• **Task brief**:
All of the data should be output character for character, except the pictures.

Figure dataset records
──────────────────────────────

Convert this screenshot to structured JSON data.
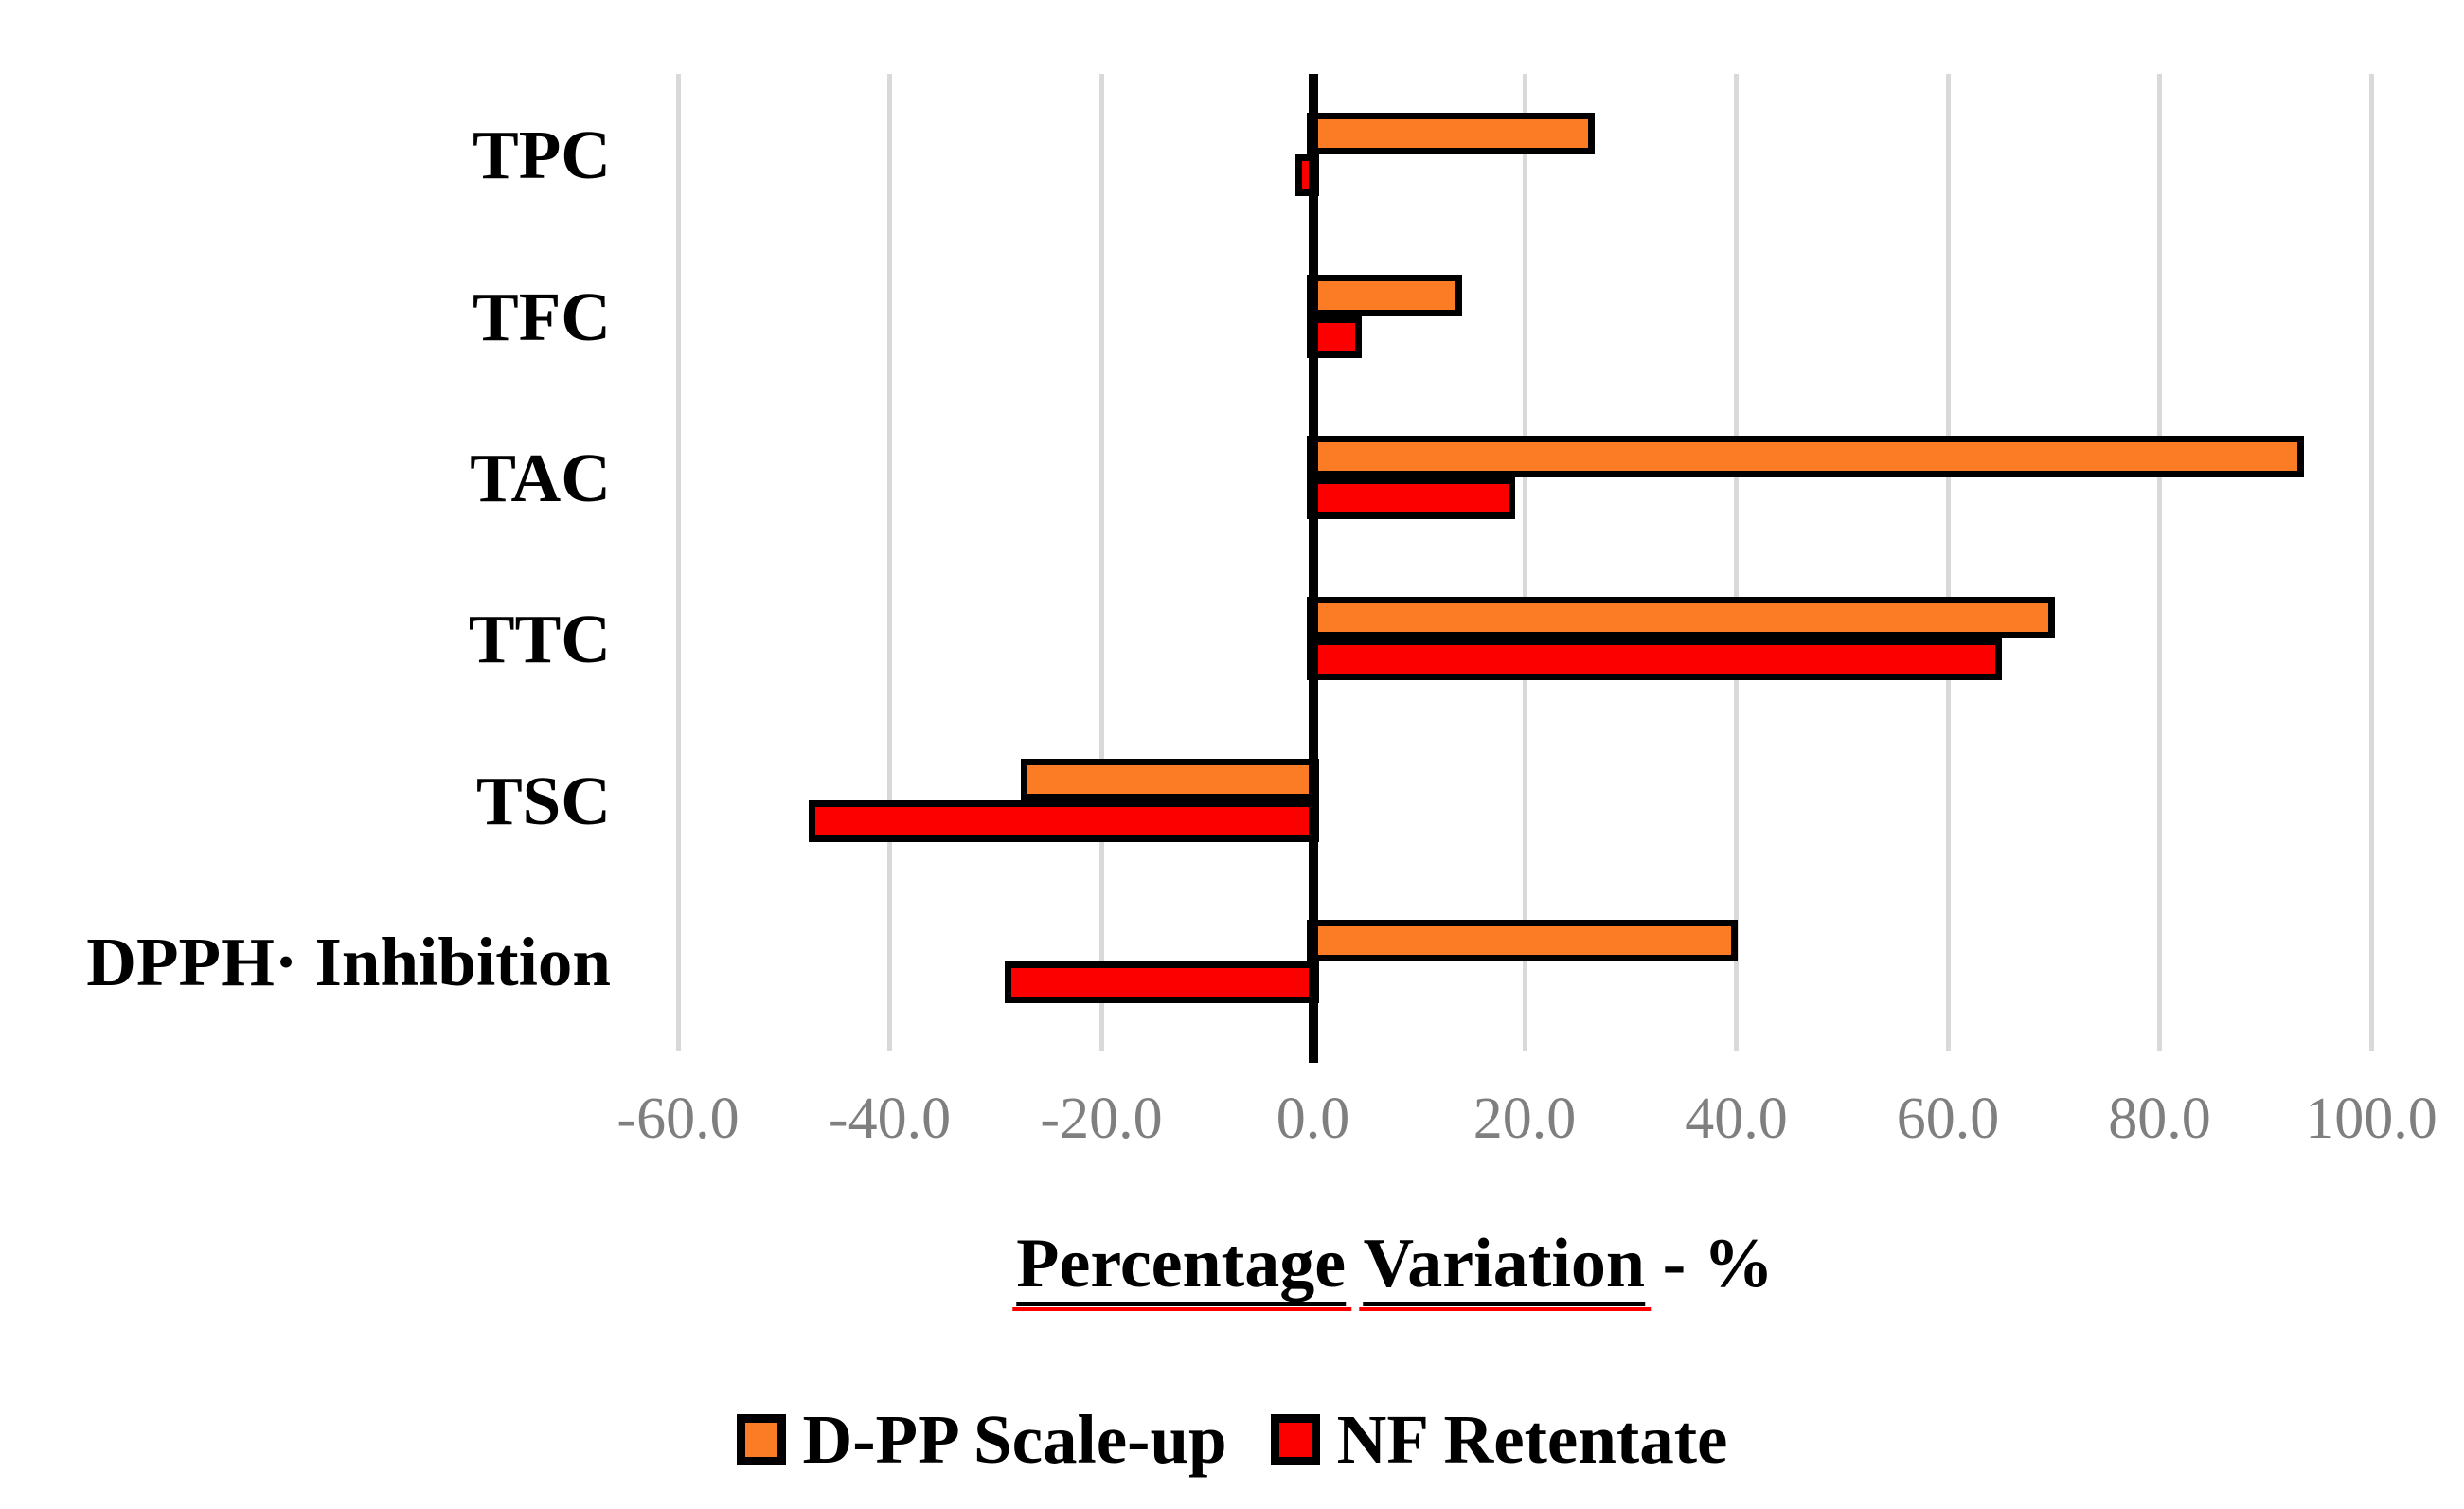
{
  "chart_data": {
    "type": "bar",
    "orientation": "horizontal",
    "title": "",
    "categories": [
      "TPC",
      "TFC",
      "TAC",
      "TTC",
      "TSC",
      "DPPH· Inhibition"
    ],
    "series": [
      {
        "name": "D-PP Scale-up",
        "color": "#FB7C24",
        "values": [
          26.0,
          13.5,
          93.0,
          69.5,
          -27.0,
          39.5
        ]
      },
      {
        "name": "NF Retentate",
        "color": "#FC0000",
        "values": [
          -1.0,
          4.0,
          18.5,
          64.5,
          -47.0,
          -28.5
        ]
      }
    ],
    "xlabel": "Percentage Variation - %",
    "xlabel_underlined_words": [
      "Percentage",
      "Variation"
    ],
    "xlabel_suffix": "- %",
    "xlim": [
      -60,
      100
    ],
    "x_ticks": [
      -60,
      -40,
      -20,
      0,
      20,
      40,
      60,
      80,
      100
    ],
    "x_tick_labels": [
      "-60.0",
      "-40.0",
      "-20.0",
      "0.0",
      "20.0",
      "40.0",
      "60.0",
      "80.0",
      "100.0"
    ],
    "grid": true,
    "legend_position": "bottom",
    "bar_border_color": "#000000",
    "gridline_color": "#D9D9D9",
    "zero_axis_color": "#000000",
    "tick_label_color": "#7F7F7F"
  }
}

──────────────────────────────

• **The reply**:
Convert this screenshot to structured JSON data.
{
  "chart_data": {
    "type": "bar",
    "orientation": "horizontal",
    "title": "",
    "categories": [
      "TPC",
      "TFC",
      "TAC",
      "TTC",
      "TSC",
      "DPPH· Inhibition"
    ],
    "series": [
      {
        "name": "D-PP Scale-up",
        "color": "#FB7C24",
        "values": [
          26.0,
          13.5,
          93.0,
          69.5,
          -27.0,
          39.5
        ]
      },
      {
        "name": "NF Retentate",
        "color": "#FC0000",
        "values": [
          -1.0,
          4.0,
          18.5,
          64.5,
          -47.0,
          -28.5
        ]
      }
    ],
    "xlabel": "Percentage Variation - %",
    "xlabel_underlined_words": [
      "Percentage",
      "Variation"
    ],
    "xlabel_suffix": "- %",
    "xlim": [
      -60,
      100
    ],
    "x_ticks": [
      -60,
      -40,
      -20,
      0,
      20,
      40,
      60,
      80,
      100
    ],
    "x_tick_labels": [
      "-60.0",
      "-40.0",
      "-20.0",
      "0.0",
      "20.0",
      "40.0",
      "60.0",
      "80.0",
      "100.0"
    ],
    "grid": true,
    "legend_position": "bottom",
    "bar_border_color": "#000000",
    "gridline_color": "#D9D9D9",
    "zero_axis_color": "#000000",
    "tick_label_color": "#7F7F7F"
  }
}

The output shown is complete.